### WHAT TO PRODUCE
Copy all entries without alteration and skip the pictures they hold.

[Dataset entries]
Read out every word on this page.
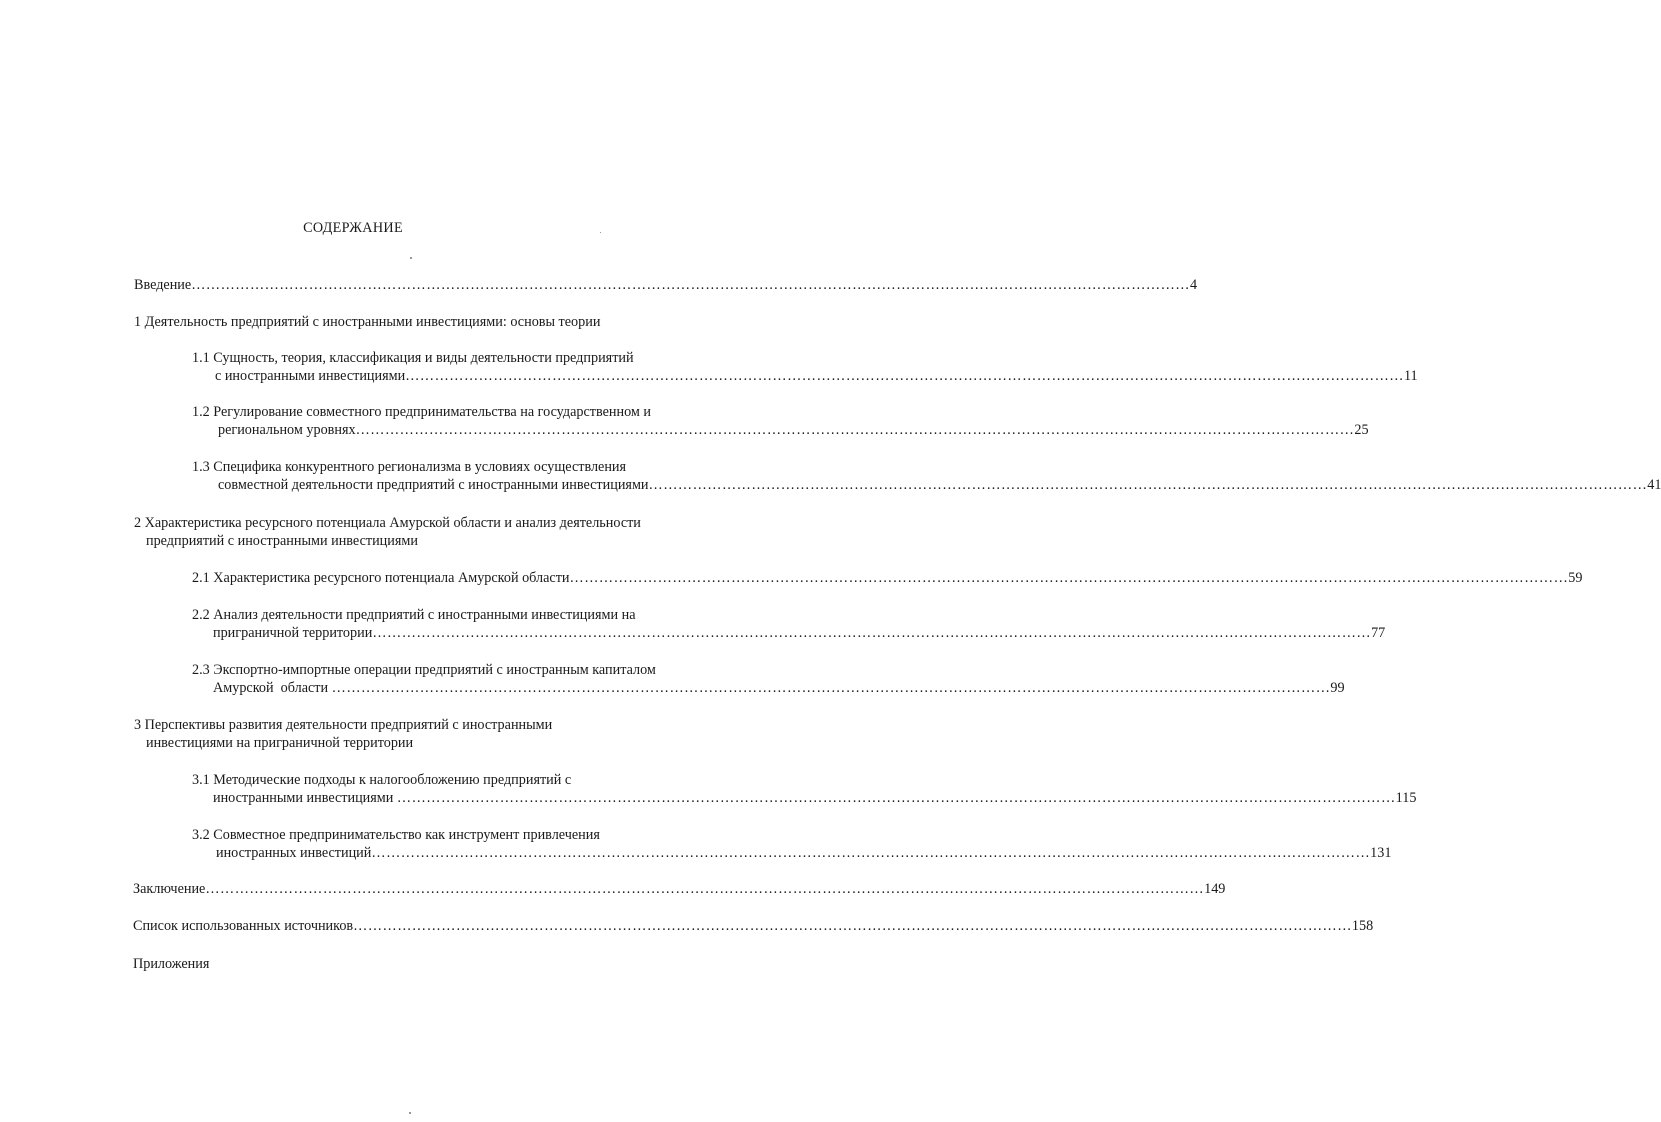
СОДЕРЖАНИЕ
Введение …………………………………………………………………………………………………………………………………………………………………………………… 4
1 Деятельность предприятий с иностранными инвестициями: основы теории
1.1 Сущность, теория, классификация и виды деятельности предприятий
с иностранными инвестициями …………………………………………………………………………………………………………………………………………………………………………………… 11
1.2 Регулирование совместного предпринимательства на государственном и
региональном уровнях …………………………………………………………………………………………………………………………………………………………………………………… 25
1.3 Специфика конкурентного регионализма в условиях осуществления
совместной деятельности предприятий с иностранными инвестициями …………………………………………………………………………………………………………………………………………………………………………………… 41
2 Характеристика ресурсного потенциала Амурской области и анализ деятельности
предприятий с иностранными инвестициями
2.1 Характеристика ресурсного потенциала Амурской области …………………………………………………………………………………………………………………………………………………………………………………… 59
2.2 Анализ деятельности предприятий с иностранными инвестициями на
приграничной территории …………………………………………………………………………………………………………………………………………………………………………………… 77
2.3 Экспортно-импортные операции предприятий с иностранным капиталом
Амурской  области …………………………………………………………………………………………………………………………………………………………………………………… 99
3 Перспективы развития деятельности предприятий с иностранными
инвестициями на приграничной территории
3.1 Методические подходы к налогообложению предприятий с
иностранными инвестициями …………………………………………………………………………………………………………………………………………………………………………………… 115
3.2 Совместное предпринимательство как инструмент привлечения
иностранных инвестиций …………………………………………………………………………………………………………………………………………………………………………………… 131
Заключение …………………………………………………………………………………………………………………………………………………………………………………… 149
Список использованных источников …………………………………………………………………………………………………………………………………………………………………………………… 158
Приложения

### RESPONSE FOR THIS EXERCISE
Read out every word on this page.
СОДЕРЖАНИЕ
Введение …………………………………………………………………………………………………………………………………………………………………………………… 4
1 Деятельность предприятий с иностранными инвестициями: основы теории
1.1 Сущность, теория, классификация и виды деятельности предприятий
с иностранными инвестициями …………………………………………………………………………………………………………………………………………………………………………………… 11
1.2 Регулирование совместного предпринимательства на государственном и
региональном уровнях …………………………………………………………………………………………………………………………………………………………………………………… 25
1.3 Специфика конкурентного регионализма в условиях осуществления
совместной деятельности предприятий с иностранными инвестициями …………………………………………………………………………………………………………………………………………………………………………………… 41
2 Характеристика ресурсного потенциала Амурской области и анализ деятельности
предприятий с иностранными инвестициями
2.1 Характеристика ресурсного потенциала Амурской области …………………………………………………………………………………………………………………………………………………………………………………… 59
2.2 Анализ деятельности предприятий с иностранными инвестициями на
приграничной территории …………………………………………………………………………………………………………………………………………………………………………………… 77
2.3 Экспортно-импортные операции предприятий с иностранным капиталом
Амурской  области …………………………………………………………………………………………………………………………………………………………………………………… 99
3 Перспективы развития деятельности предприятий с иностранными
инвестициями на приграничной территории
3.1 Методические подходы к налогообложению предприятий с
иностранными инвестициями …………………………………………………………………………………………………………………………………………………………………………………… 115
3.2 Совместное предпринимательство как инструмент привлечения
иностранных инвестиций …………………………………………………………………………………………………………………………………………………………………………………… 131
Заключение …………………………………………………………………………………………………………………………………………………………………………………… 149
Список использованных источников …………………………………………………………………………………………………………………………………………………………………………………… 158
Приложения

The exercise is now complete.